[THE INPUT start]

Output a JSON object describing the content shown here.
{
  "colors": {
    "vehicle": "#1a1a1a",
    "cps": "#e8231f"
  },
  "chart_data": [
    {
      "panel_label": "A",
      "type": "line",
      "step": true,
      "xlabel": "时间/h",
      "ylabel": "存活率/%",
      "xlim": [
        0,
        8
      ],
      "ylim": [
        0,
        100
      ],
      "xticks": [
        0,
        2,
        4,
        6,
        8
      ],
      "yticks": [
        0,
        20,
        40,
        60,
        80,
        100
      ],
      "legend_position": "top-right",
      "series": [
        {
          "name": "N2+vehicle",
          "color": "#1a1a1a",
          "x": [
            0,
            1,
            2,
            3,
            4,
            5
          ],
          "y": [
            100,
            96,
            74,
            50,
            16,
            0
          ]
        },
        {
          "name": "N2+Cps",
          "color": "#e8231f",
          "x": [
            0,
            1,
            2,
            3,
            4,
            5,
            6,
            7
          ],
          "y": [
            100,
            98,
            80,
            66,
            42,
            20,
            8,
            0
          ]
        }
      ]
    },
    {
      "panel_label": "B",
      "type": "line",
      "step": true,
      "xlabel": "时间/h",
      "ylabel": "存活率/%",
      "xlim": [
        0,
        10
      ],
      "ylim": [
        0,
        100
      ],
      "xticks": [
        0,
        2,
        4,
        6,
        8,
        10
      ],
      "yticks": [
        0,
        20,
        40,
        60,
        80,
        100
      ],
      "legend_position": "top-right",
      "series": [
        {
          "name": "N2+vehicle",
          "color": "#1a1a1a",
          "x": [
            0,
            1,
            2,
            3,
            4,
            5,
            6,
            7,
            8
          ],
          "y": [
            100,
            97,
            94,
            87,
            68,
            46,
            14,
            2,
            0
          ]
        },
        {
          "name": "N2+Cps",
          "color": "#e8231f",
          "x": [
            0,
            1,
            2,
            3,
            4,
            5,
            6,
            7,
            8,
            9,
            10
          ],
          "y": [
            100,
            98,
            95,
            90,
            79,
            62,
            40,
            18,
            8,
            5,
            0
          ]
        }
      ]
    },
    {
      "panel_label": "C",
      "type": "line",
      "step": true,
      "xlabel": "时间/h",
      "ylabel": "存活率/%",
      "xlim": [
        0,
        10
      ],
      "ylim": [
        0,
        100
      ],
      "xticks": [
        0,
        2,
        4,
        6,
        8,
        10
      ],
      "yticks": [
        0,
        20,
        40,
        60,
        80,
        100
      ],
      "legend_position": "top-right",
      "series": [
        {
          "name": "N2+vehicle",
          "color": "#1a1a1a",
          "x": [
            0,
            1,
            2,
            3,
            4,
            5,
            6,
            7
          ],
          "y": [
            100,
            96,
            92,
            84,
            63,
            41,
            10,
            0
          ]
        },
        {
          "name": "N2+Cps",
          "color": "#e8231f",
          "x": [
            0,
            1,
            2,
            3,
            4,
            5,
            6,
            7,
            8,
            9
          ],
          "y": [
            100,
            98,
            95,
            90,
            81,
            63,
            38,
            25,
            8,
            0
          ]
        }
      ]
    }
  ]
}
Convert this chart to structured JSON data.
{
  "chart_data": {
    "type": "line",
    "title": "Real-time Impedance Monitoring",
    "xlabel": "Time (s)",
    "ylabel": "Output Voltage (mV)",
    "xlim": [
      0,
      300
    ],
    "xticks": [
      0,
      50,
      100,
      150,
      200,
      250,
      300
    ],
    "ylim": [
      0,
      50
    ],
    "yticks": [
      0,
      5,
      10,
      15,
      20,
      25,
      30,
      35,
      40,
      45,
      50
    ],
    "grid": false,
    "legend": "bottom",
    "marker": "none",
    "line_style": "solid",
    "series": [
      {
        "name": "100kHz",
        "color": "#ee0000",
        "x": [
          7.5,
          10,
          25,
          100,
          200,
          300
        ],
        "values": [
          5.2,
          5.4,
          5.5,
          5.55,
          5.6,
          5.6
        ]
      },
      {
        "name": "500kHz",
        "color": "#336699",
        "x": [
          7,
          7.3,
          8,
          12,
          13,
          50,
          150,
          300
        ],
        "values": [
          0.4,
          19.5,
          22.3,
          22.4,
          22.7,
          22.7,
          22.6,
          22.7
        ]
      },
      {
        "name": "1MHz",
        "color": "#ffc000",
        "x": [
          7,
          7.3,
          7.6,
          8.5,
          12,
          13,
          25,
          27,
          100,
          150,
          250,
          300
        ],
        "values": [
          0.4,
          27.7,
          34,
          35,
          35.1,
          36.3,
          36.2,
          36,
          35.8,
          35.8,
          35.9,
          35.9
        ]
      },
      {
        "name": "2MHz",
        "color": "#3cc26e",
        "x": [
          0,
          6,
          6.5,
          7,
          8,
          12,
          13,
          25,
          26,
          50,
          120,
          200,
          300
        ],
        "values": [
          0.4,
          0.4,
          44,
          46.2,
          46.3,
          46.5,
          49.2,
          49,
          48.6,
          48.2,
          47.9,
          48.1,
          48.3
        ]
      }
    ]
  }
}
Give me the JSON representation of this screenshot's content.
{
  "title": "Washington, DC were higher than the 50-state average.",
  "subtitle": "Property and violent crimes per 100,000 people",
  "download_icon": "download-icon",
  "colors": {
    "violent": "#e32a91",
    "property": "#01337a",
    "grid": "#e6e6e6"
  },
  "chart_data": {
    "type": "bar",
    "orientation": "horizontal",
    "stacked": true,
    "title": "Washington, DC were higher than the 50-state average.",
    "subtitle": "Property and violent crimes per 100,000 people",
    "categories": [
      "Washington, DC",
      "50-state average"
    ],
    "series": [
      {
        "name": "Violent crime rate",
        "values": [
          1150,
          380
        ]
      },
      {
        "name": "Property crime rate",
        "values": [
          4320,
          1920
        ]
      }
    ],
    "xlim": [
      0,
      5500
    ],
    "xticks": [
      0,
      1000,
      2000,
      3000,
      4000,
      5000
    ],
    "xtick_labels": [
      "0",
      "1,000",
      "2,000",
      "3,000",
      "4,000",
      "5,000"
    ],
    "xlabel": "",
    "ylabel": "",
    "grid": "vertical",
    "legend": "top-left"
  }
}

[THE INPUT end]

### [WHAT THE TASK ASKS]
Looking at the material above, count the lines containing the string "rate" and reply with the count alone.

### [EXERCISE RESULT]
2